■ **What you should do**
Look for the string "sexes" and copy every line that has it.

■ **Data to use**
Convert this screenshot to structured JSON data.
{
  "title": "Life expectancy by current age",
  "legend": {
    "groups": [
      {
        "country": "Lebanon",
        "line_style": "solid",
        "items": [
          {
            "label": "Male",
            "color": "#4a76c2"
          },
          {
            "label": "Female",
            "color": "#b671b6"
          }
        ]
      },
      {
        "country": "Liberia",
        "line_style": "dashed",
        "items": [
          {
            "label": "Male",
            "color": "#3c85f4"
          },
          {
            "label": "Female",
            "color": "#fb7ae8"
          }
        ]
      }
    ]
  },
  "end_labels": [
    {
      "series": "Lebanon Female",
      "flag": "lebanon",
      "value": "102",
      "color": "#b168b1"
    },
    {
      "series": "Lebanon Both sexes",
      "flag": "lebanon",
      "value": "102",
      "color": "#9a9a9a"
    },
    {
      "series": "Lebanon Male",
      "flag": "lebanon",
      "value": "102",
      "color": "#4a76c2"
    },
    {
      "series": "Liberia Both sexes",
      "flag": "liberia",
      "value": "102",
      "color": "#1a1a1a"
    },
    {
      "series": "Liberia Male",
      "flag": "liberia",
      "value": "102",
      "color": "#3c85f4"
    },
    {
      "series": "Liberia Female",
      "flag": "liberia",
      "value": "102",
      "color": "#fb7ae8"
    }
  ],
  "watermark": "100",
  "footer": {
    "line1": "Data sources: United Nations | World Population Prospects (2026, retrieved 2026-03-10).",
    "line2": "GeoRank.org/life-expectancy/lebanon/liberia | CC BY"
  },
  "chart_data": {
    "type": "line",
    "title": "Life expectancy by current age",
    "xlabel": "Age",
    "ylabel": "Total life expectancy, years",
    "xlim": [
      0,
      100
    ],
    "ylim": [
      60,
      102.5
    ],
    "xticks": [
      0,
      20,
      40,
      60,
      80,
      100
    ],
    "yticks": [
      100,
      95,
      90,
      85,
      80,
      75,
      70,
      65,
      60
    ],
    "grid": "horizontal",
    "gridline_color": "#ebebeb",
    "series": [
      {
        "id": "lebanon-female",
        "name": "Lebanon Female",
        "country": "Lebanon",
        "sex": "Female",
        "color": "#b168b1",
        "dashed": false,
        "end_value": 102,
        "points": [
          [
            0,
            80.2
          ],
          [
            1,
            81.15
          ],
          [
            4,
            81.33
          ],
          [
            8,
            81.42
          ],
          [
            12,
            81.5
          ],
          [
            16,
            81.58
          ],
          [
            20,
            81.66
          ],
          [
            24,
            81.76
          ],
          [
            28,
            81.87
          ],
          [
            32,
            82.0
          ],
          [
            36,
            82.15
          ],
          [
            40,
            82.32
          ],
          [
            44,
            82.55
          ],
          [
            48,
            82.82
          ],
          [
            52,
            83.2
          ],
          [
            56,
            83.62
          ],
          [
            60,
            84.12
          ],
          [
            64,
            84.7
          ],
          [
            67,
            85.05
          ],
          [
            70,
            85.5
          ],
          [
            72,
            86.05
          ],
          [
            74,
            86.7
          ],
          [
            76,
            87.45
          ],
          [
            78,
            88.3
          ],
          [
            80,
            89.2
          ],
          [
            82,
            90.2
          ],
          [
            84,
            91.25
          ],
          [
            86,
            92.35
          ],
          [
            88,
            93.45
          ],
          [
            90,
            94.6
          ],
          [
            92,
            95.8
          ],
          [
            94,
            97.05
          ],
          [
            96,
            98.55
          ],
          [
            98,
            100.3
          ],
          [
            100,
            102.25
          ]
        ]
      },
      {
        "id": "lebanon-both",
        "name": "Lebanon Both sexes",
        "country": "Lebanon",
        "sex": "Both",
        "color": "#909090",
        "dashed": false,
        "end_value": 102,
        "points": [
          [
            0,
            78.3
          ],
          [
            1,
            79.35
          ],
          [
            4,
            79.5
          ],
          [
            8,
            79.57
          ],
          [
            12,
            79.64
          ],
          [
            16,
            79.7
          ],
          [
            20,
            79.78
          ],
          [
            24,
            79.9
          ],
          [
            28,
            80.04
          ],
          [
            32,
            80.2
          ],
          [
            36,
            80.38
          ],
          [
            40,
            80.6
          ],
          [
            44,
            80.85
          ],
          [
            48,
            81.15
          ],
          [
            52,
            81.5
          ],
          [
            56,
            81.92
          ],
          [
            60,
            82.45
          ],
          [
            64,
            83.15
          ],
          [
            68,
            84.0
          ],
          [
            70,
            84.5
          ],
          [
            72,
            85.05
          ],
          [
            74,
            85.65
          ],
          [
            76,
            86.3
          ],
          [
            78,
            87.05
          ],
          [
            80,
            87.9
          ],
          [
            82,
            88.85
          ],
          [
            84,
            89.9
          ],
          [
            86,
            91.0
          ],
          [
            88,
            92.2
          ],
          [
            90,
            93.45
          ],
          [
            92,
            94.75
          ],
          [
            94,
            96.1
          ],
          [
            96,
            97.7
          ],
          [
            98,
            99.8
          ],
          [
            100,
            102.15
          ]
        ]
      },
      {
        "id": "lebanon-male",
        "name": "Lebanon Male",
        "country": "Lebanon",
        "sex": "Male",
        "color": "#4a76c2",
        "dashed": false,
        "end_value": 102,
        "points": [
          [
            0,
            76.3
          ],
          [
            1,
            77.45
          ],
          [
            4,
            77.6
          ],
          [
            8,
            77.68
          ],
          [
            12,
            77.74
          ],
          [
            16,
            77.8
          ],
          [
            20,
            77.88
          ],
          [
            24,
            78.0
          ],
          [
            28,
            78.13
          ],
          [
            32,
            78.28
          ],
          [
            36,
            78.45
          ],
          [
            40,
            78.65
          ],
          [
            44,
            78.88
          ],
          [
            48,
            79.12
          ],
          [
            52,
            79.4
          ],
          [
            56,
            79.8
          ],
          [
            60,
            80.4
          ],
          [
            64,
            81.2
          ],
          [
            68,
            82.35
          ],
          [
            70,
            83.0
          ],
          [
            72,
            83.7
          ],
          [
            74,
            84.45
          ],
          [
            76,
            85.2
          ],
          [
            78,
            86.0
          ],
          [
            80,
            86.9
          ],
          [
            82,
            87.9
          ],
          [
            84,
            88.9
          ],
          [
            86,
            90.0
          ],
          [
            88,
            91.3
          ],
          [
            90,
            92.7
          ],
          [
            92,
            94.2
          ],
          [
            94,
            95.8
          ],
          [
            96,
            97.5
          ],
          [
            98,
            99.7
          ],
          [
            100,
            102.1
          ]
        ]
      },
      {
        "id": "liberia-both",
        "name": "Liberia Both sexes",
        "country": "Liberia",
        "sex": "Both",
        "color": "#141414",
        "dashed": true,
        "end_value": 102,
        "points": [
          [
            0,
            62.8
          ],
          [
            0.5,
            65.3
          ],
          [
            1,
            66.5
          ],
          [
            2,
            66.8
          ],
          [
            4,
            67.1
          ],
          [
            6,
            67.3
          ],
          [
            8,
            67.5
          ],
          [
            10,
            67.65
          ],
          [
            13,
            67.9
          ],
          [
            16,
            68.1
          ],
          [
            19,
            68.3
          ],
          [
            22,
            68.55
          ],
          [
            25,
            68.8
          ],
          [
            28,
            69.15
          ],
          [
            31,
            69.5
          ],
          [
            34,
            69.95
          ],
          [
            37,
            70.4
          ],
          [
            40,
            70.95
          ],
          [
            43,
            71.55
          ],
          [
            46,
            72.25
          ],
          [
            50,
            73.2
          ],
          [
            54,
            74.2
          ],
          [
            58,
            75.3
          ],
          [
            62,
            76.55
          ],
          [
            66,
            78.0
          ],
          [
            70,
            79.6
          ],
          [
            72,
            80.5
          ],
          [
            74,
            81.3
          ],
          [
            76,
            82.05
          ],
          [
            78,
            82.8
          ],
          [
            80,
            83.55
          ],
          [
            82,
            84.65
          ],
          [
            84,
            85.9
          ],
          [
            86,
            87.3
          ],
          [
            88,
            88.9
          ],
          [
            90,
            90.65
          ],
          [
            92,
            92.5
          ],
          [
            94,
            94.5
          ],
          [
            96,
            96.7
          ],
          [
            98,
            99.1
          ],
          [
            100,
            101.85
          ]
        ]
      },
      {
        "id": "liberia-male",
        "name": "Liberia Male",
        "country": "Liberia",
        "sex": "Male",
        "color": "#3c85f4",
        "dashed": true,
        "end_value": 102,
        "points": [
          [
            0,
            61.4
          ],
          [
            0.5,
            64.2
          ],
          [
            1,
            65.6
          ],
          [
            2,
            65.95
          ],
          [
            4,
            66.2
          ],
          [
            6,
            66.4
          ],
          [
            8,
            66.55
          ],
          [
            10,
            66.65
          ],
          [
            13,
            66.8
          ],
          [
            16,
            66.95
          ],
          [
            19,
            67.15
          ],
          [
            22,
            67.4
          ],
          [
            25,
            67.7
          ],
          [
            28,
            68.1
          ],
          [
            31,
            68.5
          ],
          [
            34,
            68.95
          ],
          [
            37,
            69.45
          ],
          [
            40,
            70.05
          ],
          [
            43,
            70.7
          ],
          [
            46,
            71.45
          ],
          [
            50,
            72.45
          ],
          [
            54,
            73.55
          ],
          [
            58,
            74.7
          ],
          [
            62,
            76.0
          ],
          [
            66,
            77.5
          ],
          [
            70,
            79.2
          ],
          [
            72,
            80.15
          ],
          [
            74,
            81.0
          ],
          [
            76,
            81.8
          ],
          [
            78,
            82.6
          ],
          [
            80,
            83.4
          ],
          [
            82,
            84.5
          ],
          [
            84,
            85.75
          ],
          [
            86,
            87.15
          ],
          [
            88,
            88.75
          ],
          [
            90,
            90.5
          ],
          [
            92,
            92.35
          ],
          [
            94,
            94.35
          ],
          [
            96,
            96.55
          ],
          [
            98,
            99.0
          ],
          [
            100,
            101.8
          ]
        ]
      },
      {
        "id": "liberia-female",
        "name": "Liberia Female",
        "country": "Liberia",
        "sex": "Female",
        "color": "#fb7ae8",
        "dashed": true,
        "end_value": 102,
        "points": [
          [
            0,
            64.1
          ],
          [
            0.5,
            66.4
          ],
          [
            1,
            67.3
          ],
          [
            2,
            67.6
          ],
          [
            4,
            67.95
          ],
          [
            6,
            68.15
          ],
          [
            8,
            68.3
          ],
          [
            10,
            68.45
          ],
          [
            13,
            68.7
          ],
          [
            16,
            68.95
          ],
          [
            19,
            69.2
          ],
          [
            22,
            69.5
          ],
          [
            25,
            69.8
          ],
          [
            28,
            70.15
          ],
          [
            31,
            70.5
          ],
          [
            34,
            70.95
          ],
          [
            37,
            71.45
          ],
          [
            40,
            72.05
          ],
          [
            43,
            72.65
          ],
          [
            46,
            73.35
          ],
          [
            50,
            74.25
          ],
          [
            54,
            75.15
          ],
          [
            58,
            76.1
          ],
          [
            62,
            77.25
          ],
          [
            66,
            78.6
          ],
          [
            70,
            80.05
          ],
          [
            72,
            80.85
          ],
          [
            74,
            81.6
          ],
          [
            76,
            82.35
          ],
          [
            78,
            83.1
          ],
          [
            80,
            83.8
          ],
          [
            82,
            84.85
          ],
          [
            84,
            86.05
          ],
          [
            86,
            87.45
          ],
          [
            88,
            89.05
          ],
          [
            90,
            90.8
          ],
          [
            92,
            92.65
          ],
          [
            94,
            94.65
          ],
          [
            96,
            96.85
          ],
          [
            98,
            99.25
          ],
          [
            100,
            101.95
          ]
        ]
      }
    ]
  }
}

■ **Output**
      "series": "Lebanon Both sexes",
      "series": "Liberia Both sexes",
        "name": "Lebanon Both sexes",
        "name": "Liberia Both sexes",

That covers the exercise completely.